§ STATED PROBLEM:
State how many lines include "起止年月", giving the number by itself.
── INFORMATION PROVIDED ──
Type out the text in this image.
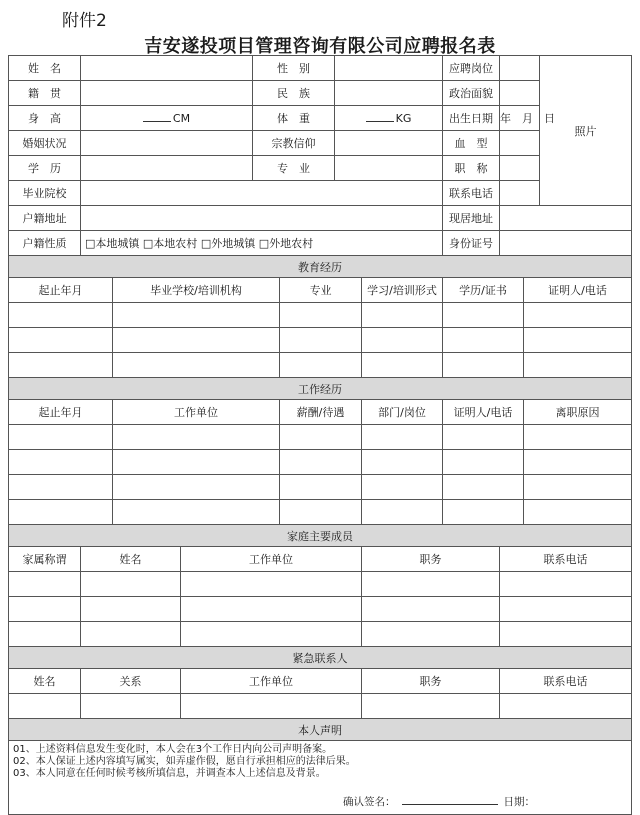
附件2
吉安遂投项目管理咨询有限公司应聘报名表
姓　名				性　别				应聘岗位			照片
籍　贯				民　族				政治面貌			
身　高	CM			体　重		KG		出生日期	年　月　日		
婚姻状况				宗教信仰				血　型			
学　历				专　业				职　称			
毕业院校								联系电话			
户籍地址								现居地址			
户籍性质	□本地城镇 □本地农村 □外地城镇 □外地农村							身份证号			
教育经历											
起止年月		毕业学校/培训机构			专业		学习/培训形式	学历/证书		证明人/电话	

工作经历											
起止年月		工作单位			薪酬/待遇		部门/岗位	证明人/电话		离职原因	

家庭主要成员											
家属称谓	姓名		工作单位				职务		联系电话		

紧急联系人											
姓名	关系		工作单位				职务		联系电话		

本人声明											

01、上述资料信息发生变化时，本人会在3个工作日内向公司声明备案。
02、本人保证上述内容填写属实，如弄虚作假，愿自行承担相应的法律后果。
03、本人同意在任何时候考核所填信息，并调查本人上述信息及背景。
确认签名： 日期：											
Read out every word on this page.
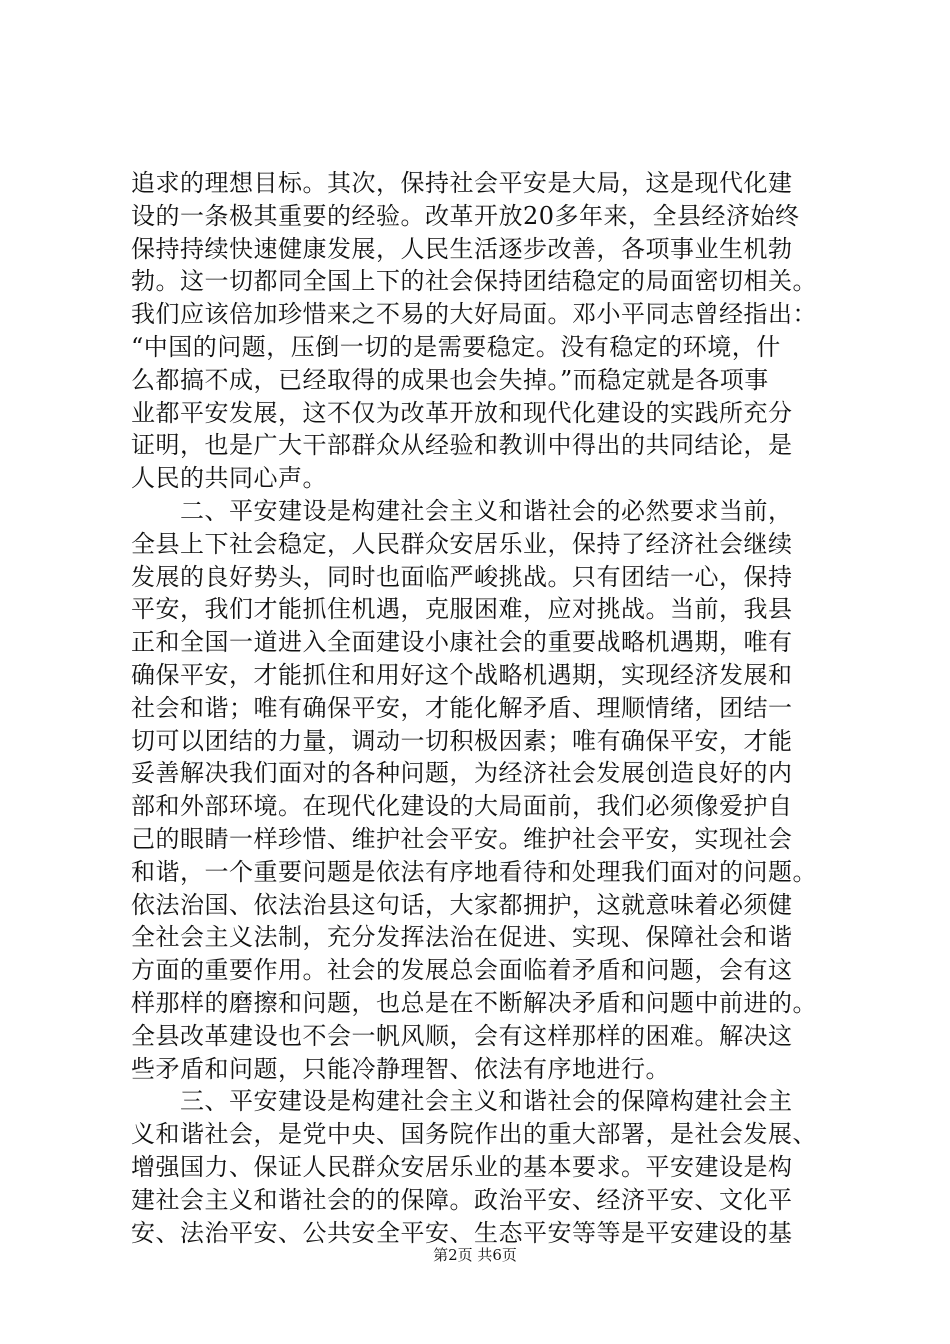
追求的理想目标。其次，保持社会平安是大局，这是现代化建
设的一条极其重要的经验。改革开放20多年来，全县经济始终
保持持续快速健康发展，人民生活逐步改善，各项事业生机勃
勃。这一切都同全国上下的社会保持团结稳定的局面密切相关。
我们应该倍加珍惜来之不易的大好局面。邓小平同志曾经指出：
“中国的问题，压倒一切的是需要稳定。没有稳定的环境，什
么都搞不成，已经取得的成果也会失掉。”而稳定就是各项事
业都平安发展，这不仅为改革开放和现代化建设的实践所充分
证明，也是广大干部群众从经验和教训中得出的共同结论，是
人民的共同心声。
　　二、平安建设是构建社会主义和谐社会的必然要求当前，
全县上下社会稳定，人民群众安居乐业，保持了经济社会继续
发展的良好势头，同时也面临严峻挑战。只有团结一心，保持
平安，我们才能抓住机遇，克服困难，应对挑战。当前，我县
正和全国一道进入全面建设小康社会的重要战略机遇期，唯有
确保平安，才能抓住和用好这个战略机遇期，实现经济发展和
社会和谐；唯有确保平安，才能化解矛盾、理顺情绪，团结一
切可以团结的力量，调动一切积极因素；唯有确保平安，才能
妥善解决我们面对的各种问题，为经济社会发展创造良好的内
部和外部环境。在现代化建设的大局面前，我们必须像爱护自
己的眼睛一样珍惜、维护社会平安。维护社会平安，实现社会
和谐，一个重要问题是依法有序地看待和处理我们面对的问题。
依法治国、依法治县这句话，大家都拥护，这就意味着必须健
全社会主义法制，充分发挥法治在促进、实现、保障社会和谐
方面的重要作用。社会的发展总会面临着矛盾和问题，会有这
样那样的磨擦和问题，也总是在不断解决矛盾和问题中前进的。
全县改革建设也不会一帆风顺，会有这样那样的困难。解决这
些矛盾和问题，只能冷静理智、依法有序地进行。
　　三、平安建设是构建社会主义和谐社会的保障构建社会主
义和谐社会，是党中央、国务院作出的重大部署，是社会发展、
增强国力、保证人民群众安居乐业的基本要求。平安建设是构
建社会主义和谐社会的的保障。政治平安、经济平安、文化平
安、法治平安、公共安全平安、生态平安等等是平安建设的基
第2页 共6页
───
§ THE RESULT:
2